▶ Set problem
Reproduce each line of the material precisely.

····················

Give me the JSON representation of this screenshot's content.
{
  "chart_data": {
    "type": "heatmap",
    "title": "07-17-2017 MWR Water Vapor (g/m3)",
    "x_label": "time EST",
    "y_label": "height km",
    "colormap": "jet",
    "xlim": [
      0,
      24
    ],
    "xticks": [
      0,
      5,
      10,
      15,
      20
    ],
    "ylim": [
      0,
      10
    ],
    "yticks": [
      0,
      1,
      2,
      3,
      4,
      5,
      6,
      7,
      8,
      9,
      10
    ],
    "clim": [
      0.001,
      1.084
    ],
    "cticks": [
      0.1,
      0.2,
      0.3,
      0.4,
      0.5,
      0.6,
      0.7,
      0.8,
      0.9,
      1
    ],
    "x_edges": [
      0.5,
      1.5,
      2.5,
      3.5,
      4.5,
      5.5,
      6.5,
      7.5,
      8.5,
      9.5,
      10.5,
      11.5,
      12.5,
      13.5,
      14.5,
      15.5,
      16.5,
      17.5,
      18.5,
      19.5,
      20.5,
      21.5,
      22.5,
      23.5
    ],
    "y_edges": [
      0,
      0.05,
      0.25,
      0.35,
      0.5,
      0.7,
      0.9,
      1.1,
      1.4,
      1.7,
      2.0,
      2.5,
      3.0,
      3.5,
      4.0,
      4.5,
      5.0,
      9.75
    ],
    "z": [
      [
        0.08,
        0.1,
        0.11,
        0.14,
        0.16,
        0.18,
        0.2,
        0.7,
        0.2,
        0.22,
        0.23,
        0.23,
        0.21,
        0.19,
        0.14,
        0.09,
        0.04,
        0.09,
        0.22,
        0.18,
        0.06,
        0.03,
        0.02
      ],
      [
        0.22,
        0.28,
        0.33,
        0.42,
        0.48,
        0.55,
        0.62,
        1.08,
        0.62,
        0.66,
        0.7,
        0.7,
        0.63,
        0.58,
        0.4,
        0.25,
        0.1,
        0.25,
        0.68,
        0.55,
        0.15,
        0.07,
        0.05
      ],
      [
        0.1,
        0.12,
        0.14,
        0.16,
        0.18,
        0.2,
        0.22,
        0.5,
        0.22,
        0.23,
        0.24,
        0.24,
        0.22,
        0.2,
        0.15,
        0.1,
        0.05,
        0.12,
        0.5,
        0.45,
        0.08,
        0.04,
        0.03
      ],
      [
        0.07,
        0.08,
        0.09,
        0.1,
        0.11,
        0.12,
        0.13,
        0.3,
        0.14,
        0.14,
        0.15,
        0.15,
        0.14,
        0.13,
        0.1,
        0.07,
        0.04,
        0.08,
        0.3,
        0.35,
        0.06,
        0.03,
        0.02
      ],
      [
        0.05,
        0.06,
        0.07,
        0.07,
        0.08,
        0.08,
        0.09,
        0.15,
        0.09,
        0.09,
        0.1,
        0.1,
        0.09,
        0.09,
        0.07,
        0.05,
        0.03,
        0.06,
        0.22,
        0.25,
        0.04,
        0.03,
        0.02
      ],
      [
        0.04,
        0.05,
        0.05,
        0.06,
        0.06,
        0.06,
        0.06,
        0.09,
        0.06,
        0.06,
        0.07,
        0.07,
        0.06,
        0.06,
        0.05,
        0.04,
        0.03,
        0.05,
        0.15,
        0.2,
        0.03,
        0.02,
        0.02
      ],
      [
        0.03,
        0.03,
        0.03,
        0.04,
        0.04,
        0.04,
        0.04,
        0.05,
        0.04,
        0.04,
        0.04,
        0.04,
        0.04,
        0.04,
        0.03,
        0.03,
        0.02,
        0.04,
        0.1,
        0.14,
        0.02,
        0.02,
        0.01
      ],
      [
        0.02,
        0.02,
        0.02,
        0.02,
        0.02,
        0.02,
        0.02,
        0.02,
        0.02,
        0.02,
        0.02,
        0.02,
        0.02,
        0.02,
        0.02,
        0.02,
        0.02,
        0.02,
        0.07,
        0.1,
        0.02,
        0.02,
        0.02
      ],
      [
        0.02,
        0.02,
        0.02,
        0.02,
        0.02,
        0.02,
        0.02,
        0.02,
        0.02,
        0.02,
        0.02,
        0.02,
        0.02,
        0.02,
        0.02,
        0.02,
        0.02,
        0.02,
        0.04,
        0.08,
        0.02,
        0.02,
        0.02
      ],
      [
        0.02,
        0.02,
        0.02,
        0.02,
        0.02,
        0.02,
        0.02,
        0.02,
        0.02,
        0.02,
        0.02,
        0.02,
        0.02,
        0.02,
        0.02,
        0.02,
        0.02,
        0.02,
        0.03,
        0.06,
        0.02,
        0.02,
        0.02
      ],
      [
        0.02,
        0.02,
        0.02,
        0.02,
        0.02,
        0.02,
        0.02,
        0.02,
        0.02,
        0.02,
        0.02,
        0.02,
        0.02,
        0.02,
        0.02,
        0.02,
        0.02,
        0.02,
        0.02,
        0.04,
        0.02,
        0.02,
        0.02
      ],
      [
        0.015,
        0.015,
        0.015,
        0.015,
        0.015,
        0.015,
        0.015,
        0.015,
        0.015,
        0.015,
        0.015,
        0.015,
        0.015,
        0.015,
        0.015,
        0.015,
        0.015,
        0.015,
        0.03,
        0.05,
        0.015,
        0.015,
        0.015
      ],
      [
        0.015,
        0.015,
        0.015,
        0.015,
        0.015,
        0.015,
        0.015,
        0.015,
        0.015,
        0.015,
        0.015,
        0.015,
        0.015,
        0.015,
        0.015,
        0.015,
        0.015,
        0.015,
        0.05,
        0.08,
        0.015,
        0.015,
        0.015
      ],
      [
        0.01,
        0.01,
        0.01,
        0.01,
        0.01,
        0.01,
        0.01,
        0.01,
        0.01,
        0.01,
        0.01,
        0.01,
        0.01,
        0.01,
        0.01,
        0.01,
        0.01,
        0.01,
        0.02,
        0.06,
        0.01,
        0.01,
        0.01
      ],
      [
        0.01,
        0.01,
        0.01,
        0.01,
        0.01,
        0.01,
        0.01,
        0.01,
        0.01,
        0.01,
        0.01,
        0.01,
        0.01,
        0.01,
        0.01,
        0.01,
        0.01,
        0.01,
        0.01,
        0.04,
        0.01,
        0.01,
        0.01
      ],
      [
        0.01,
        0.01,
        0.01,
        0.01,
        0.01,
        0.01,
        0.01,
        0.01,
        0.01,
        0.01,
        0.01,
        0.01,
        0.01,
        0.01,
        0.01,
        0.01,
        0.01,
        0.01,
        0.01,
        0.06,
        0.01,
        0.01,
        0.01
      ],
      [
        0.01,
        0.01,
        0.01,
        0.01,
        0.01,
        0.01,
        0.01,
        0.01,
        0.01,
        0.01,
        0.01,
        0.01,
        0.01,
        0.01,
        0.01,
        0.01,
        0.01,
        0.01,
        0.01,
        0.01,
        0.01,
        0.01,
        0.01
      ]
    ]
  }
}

····················

▶ Answer in full
Give me the JSON representation of this screenshot's content.
{
  "chart_data": {
    "type": "heatmap",
    "title": "07-17-2017 MWR Water Vapor (g/m3)",
    "x_label": "time EST",
    "y_label": "height km",
    "colormap": "jet",
    "xlim": [
      0,
      24
    ],
    "xticks": [
      0,
      5,
      10,
      15,
      20
    ],
    "ylim": [
      0,
      10
    ],
    "yticks": [
      0,
      1,
      2,
      3,
      4,
      5,
      6,
      7,
      8,
      9,
      10
    ],
    "clim": [
      0.001,
      1.084
    ],
    "cticks": [
      0.1,
      0.2,
      0.3,
      0.4,
      0.5,
      0.6,
      0.7,
      0.8,
      0.9,
      1
    ],
    "x_edges": [
      0.5,
      1.5,
      2.5,
      3.5,
      4.5,
      5.5,
      6.5,
      7.5,
      8.5,
      9.5,
      10.5,
      11.5,
      12.5,
      13.5,
      14.5,
      15.5,
      16.5,
      17.5,
      18.5,
      19.5,
      20.5,
      21.5,
      22.5,
      23.5
    ],
    "y_edges": [
      0,
      0.05,
      0.25,
      0.35,
      0.5,
      0.7,
      0.9,
      1.1,
      1.4,
      1.7,
      2.0,
      2.5,
      3.0,
      3.5,
      4.0,
      4.5,
      5.0,
      9.75
    ],
    "z": [
      [
        0.08,
        0.1,
        0.11,
        0.14,
        0.16,
        0.18,
        0.2,
        0.7,
        0.2,
        0.22,
        0.23,
        0.23,
        0.21,
        0.19,
        0.14,
        0.09,
        0.04,
        0.09,
        0.22,
        0.18,
        0.06,
        0.03,
        0.02
      ],
      [
        0.22,
        0.28,
        0.33,
        0.42,
        0.48,
        0.55,
        0.62,
        1.08,
        0.62,
        0.66,
        0.7,
        0.7,
        0.63,
        0.58,
        0.4,
        0.25,
        0.1,
        0.25,
        0.68,
        0.55,
        0.15,
        0.07,
        0.05
      ],
      [
        0.1,
        0.12,
        0.14,
        0.16,
        0.18,
        0.2,
        0.22,
        0.5,
        0.22,
        0.23,
        0.24,
        0.24,
        0.22,
        0.2,
        0.15,
        0.1,
        0.05,
        0.12,
        0.5,
        0.45,
        0.08,
        0.04,
        0.03
      ],
      [
        0.07,
        0.08,
        0.09,
        0.1,
        0.11,
        0.12,
        0.13,
        0.3,
        0.14,
        0.14,
        0.15,
        0.15,
        0.14,
        0.13,
        0.1,
        0.07,
        0.04,
        0.08,
        0.3,
        0.35,
        0.06,
        0.03,
        0.02
      ],
      [
        0.05,
        0.06,
        0.07,
        0.07,
        0.08,
        0.08,
        0.09,
        0.15,
        0.09,
        0.09,
        0.1,
        0.1,
        0.09,
        0.09,
        0.07,
        0.05,
        0.03,
        0.06,
        0.22,
        0.25,
        0.04,
        0.03,
        0.02
      ],
      [
        0.04,
        0.05,
        0.05,
        0.06,
        0.06,
        0.06,
        0.06,
        0.09,
        0.06,
        0.06,
        0.07,
        0.07,
        0.06,
        0.06,
        0.05,
        0.04,
        0.03,
        0.05,
        0.15,
        0.2,
        0.03,
        0.02,
        0.02
      ],
      [
        0.03,
        0.03,
        0.03,
        0.04,
        0.04,
        0.04,
        0.04,
        0.05,
        0.04,
        0.04,
        0.04,
        0.04,
        0.04,
        0.04,
        0.03,
        0.03,
        0.02,
        0.04,
        0.1,
        0.14,
        0.02,
        0.02,
        0.01
      ],
      [
        0.02,
        0.02,
        0.02,
        0.02,
        0.02,
        0.02,
        0.02,
        0.02,
        0.02,
        0.02,
        0.02,
        0.02,
        0.02,
        0.02,
        0.02,
        0.02,
        0.02,
        0.02,
        0.07,
        0.1,
        0.02,
        0.02,
        0.02
      ],
      [
        0.02,
        0.02,
        0.02,
        0.02,
        0.02,
        0.02,
        0.02,
        0.02,
        0.02,
        0.02,
        0.02,
        0.02,
        0.02,
        0.02,
        0.02,
        0.02,
        0.02,
        0.02,
        0.04,
        0.08,
        0.02,
        0.02,
        0.02
      ],
      [
        0.02,
        0.02,
        0.02,
        0.02,
        0.02,
        0.02,
        0.02,
        0.02,
        0.02,
        0.02,
        0.02,
        0.02,
        0.02,
        0.02,
        0.02,
        0.02,
        0.02,
        0.02,
        0.03,
        0.06,
        0.02,
        0.02,
        0.02
      ],
      [
        0.02,
        0.02,
        0.02,
        0.02,
        0.02,
        0.02,
        0.02,
        0.02,
        0.02,
        0.02,
        0.02,
        0.02,
        0.02,
        0.02,
        0.02,
        0.02,
        0.02,
        0.02,
        0.02,
        0.04,
        0.02,
        0.02,
        0.02
      ],
      [
        0.015,
        0.015,
        0.015,
        0.015,
        0.015,
        0.015,
        0.015,
        0.015,
        0.015,
        0.015,
        0.015,
        0.015,
        0.015,
        0.015,
        0.015,
        0.015,
        0.015,
        0.015,
        0.03,
        0.05,
        0.015,
        0.015,
        0.015
      ],
      [
        0.015,
        0.015,
        0.015,
        0.015,
        0.015,
        0.015,
        0.015,
        0.015,
        0.015,
        0.015,
        0.015,
        0.015,
        0.015,
        0.015,
        0.015,
        0.015,
        0.015,
        0.015,
        0.05,
        0.08,
        0.015,
        0.015,
        0.015
      ],
      [
        0.01,
        0.01,
        0.01,
        0.01,
        0.01,
        0.01,
        0.01,
        0.01,
        0.01,
        0.01,
        0.01,
        0.01,
        0.01,
        0.01,
        0.01,
        0.01,
        0.01,
        0.01,
        0.02,
        0.06,
        0.01,
        0.01,
        0.01
      ],
      [
        0.01,
        0.01,
        0.01,
        0.01,
        0.01,
        0.01,
        0.01,
        0.01,
        0.01,
        0.01,
        0.01,
        0.01,
        0.01,
        0.01,
        0.01,
        0.01,
        0.01,
        0.01,
        0.01,
        0.04,
        0.01,
        0.01,
        0.01
      ],
      [
        0.01,
        0.01,
        0.01,
        0.01,
        0.01,
        0.01,
        0.01,
        0.01,
        0.01,
        0.01,
        0.01,
        0.01,
        0.01,
        0.01,
        0.01,
        0.01,
        0.01,
        0.01,
        0.01,
        0.06,
        0.01,
        0.01,
        0.01
      ],
      [
        0.01,
        0.01,
        0.01,
        0.01,
        0.01,
        0.01,
        0.01,
        0.01,
        0.01,
        0.01,
        0.01,
        0.01,
        0.01,
        0.01,
        0.01,
        0.01,
        0.01,
        0.01,
        0.01,
        0.01,
        0.01,
        0.01,
        0.01
      ]
    ]
  }
}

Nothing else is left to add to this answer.